**Your goal**: Locate each line holding the string "College" and copy it.

**Given entries**:
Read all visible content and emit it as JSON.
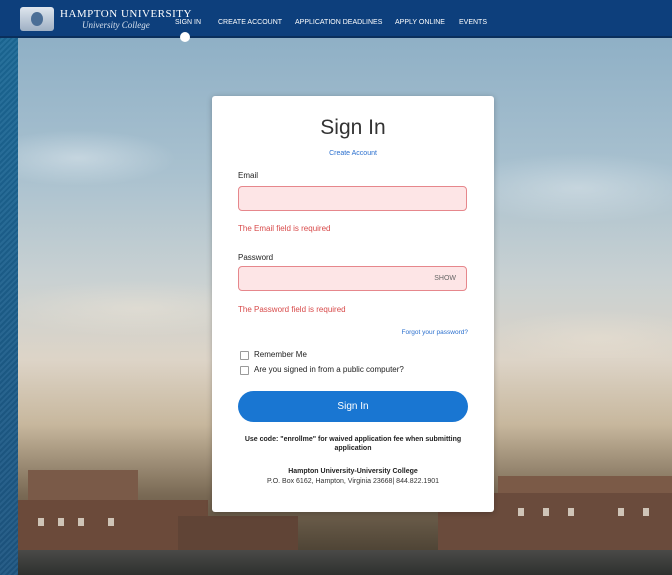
{
  "nav": {
    "brand": {
      "name": "HAMPTON UNIVERSITY",
      "sub": "University College"
    },
    "links": [
      {
        "label": "SIGN IN"
      },
      {
        "label": "CREATE ACCOUNT"
      },
      {
        "label": "APPLICATION DEADLINES"
      },
      {
        "label": "APPLY ONLINE"
      },
      {
        "label": "EVENTS"
      }
    ]
  },
  "form": {
    "title": "Sign In",
    "create_account": "Create Account",
    "email": {
      "label": "Email",
      "value": "",
      "error": "The Email field is required"
    },
    "password": {
      "label": "Password",
      "value": "",
      "show": "SHOW",
      "error": "The Password field is required"
    },
    "forgot": "Forgot your password?",
    "remember_me": "Remember Me",
    "public_computer": "Are you signed in from a public computer?",
    "submit": "Sign In",
    "promo": "Use code: \"enrollme\" for waived application fee when submitting application",
    "footer": {
      "name": "Hampton University-University College",
      "address": "P.O. Box 6162, Hampton, Virginia 23668| 844.822.1901"
    }
  },
  "colors": {
    "nav": "#0d3f7c",
    "accent": "#1976d2",
    "error": "#d84a4a",
    "error_bg": "#fde5e6"
  }
}
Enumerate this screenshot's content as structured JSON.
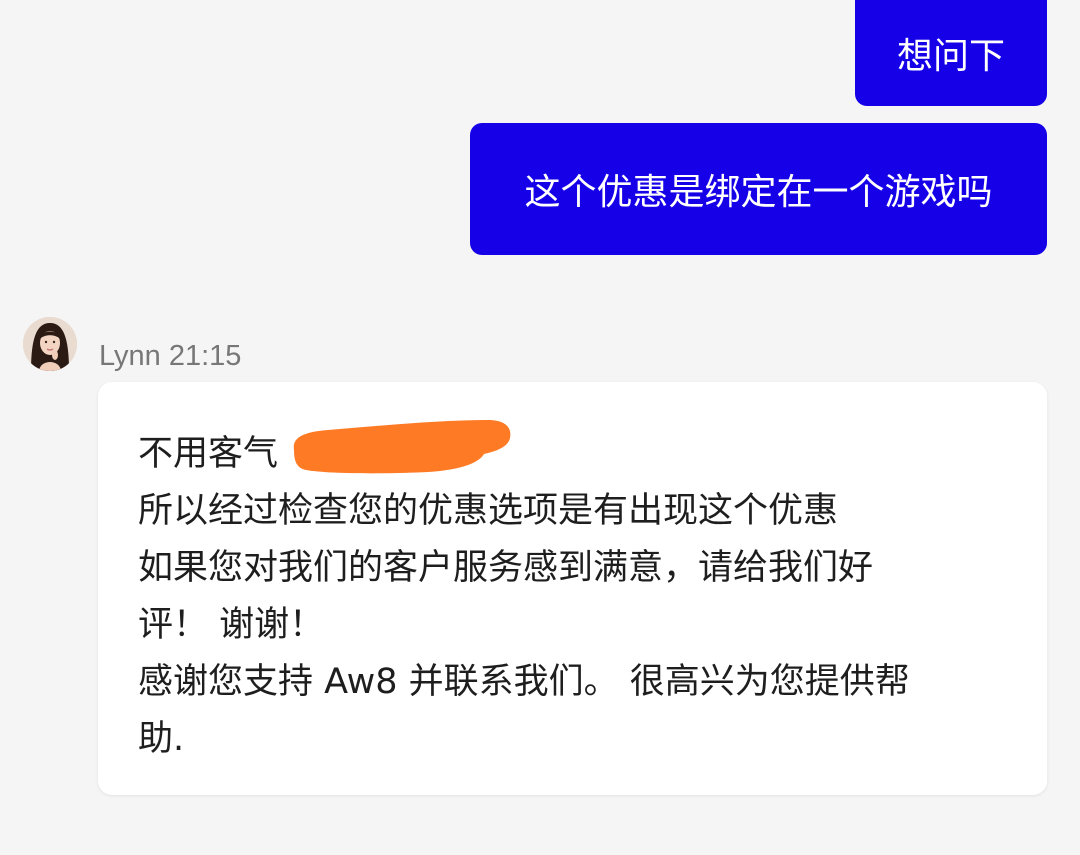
{
  "outgoing": [
    {
      "text": "想问下"
    },
    {
      "text": "这个优惠是绑定在一个游戏吗"
    }
  ],
  "incoming": {
    "sender": "Lynn",
    "time": "21:15",
    "lines": [
      "不用客气",
      "所以经过检查您的优惠选项是有出现这个优惠",
      "如果您对我们的客户服务感到满意，请给我们好",
      "评！ 谢谢！",
      "感谢您支持 Aw8 并联系我们。 很高兴为您提供帮",
      "助."
    ]
  },
  "colors": {
    "background": "#f5f5f5",
    "outgoing_bubble": "#1500e8",
    "incoming_bubble": "#ffffff",
    "redaction": "#ff7a25"
  },
  "icons": {
    "avatar": "agent-avatar-photo"
  }
}
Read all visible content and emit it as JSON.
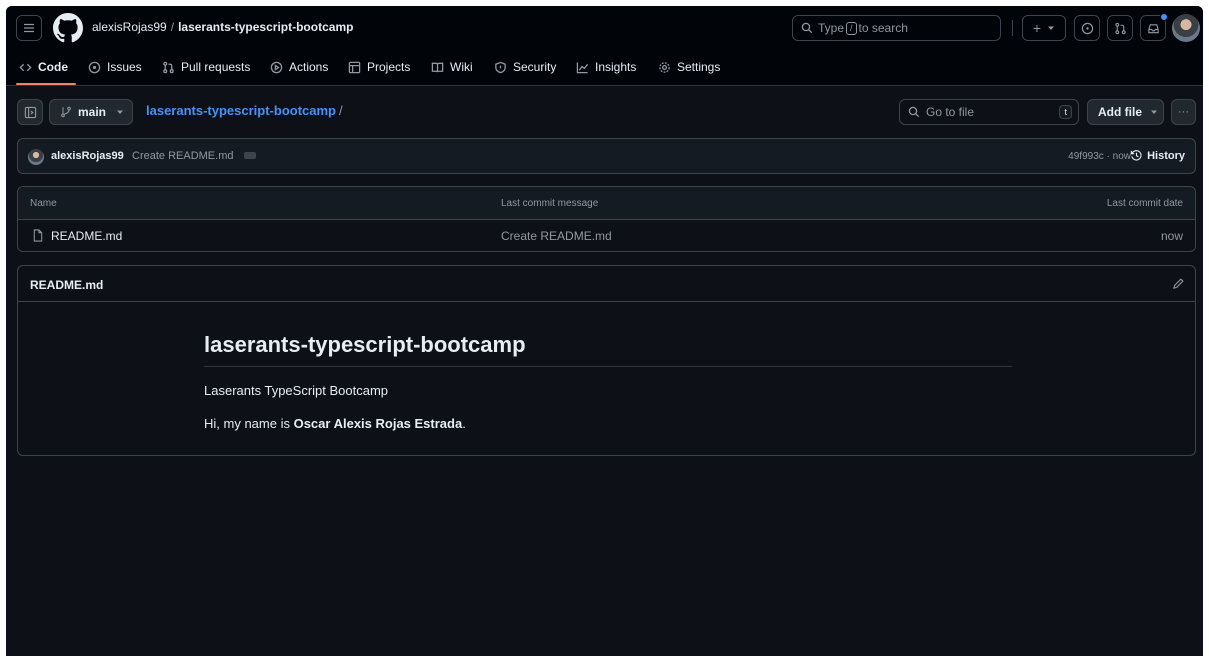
{
  "header": {
    "owner": "alexisRojas99",
    "separator": "/",
    "repo": "laserants-typescript-bootcamp",
    "search": {
      "before": "Type",
      "key": "/",
      "after": "to search"
    },
    "plus_label": "+"
  },
  "tabs": [
    {
      "id": "code",
      "label": "Code",
      "icon": "code-icon"
    },
    {
      "id": "issues",
      "label": "Issues",
      "icon": "issue-opened-icon"
    },
    {
      "id": "pulls",
      "label": "Pull requests",
      "icon": "git-pull-request-icon"
    },
    {
      "id": "actions",
      "label": "Actions",
      "icon": "play-icon"
    },
    {
      "id": "projects",
      "label": "Projects",
      "icon": "table-icon"
    },
    {
      "id": "wiki",
      "label": "Wiki",
      "icon": "book-icon"
    },
    {
      "id": "security",
      "label": "Security",
      "icon": "shield-icon"
    },
    {
      "id": "insights",
      "label": "Insights",
      "icon": "graph-icon"
    },
    {
      "id": "settings",
      "label": "Settings",
      "icon": "gear-icon"
    }
  ],
  "toolbar": {
    "branch": "main",
    "path_repo": "laserants-typescript-bootcamp",
    "path_slash": "/",
    "goto_placeholder": "Go to file",
    "goto_shortcut": "t",
    "add_file": "Add file",
    "more": "···"
  },
  "commit": {
    "author": "alexisRojas99",
    "message": "Create README.md",
    "hash_time": "49f993c · now",
    "history": "History"
  },
  "files": {
    "headers": {
      "name": "Name",
      "message": "Last commit message",
      "date": "Last commit date"
    },
    "rows": [
      {
        "name": "README.md",
        "message": "Create README.md",
        "date": "now"
      }
    ]
  },
  "readme": {
    "title": "README.md",
    "h1": "laserants-typescript-bootcamp",
    "p1": "Laserants TypeScript Bootcamp",
    "p2_prefix": "Hi, my name is",
    "p2_bold": "Oscar Alexis Rojas Estrada",
    "p2_suffix": "."
  },
  "colors": {
    "bg": "#0d1117",
    "header_bg": "#010409",
    "border": "#3d444d",
    "link": "#4493f8",
    "tab_underline": "#f78166"
  }
}
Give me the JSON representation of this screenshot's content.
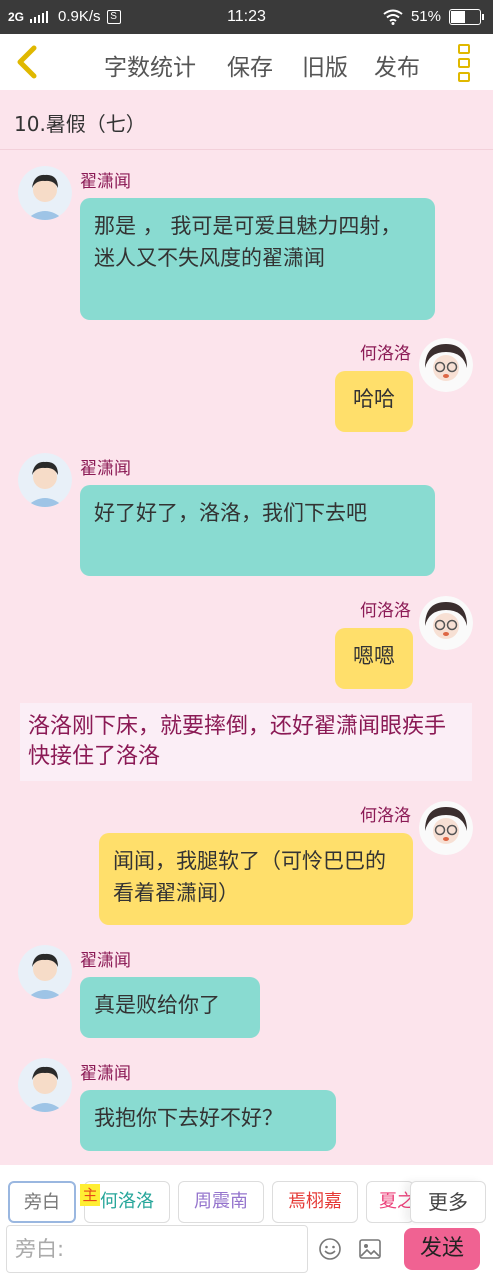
{
  "status": {
    "signal": "2G",
    "speed": "0.9K/s",
    "sim_badge": "S",
    "time": "11:23",
    "battery": "51%",
    "battery_level": 0.51
  },
  "toolbar": {
    "word_count": "字数统计",
    "save": "保存",
    "old_version": "旧版",
    "publish": "发布"
  },
  "chapter": {
    "title": "10.暑假（七）"
  },
  "messages": [
    {
      "speaker": "翟潇闻",
      "text": "那是 ， 我可是可爱且魅力四射，迷人又不失风度的翟潇闻"
    },
    {
      "speaker": "何洛洛",
      "text": "哈哈"
    },
    {
      "speaker": "翟潇闻",
      "text": "好了好了，洛洛，我们下去吧"
    },
    {
      "speaker": "何洛洛",
      "text": "嗯嗯"
    },
    {
      "narration": "洛洛刚下床，就要摔倒，还好翟潇闻眼疾手快接住了洛洛"
    },
    {
      "speaker": "何洛洛",
      "text": "闻闻，我腿软了（可怜巴巴的看着翟潇闻）"
    },
    {
      "speaker": "翟潇闻",
      "text": "真是败给你了"
    },
    {
      "speaker": "翟潇闻",
      "text": "我抱你下去好不好？"
    }
  ],
  "characters": {
    "narrator": "旁白",
    "main_badge": "主",
    "list": [
      {
        "label": "何洛洛",
        "color": "#26a69a"
      },
      {
        "label": "周震南",
        "color": "#9575cd"
      },
      {
        "label": "焉栩嘉",
        "color": "#e53935"
      },
      {
        "label": "夏之光",
        "color": "#ec407a"
      }
    ],
    "more": "更多"
  },
  "composer": {
    "placeholder": "旁白:",
    "send": "发送"
  },
  "colors": {
    "teal_bubble": "#89dbd1",
    "yellow_bubble": "#ffdf6b",
    "name_color": "#8b1a55",
    "background": "#fce4ec",
    "send_button": "#f06292"
  }
}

**Answer to the task**:
      "sub": "University College"
      "name": "Hampton University-University College",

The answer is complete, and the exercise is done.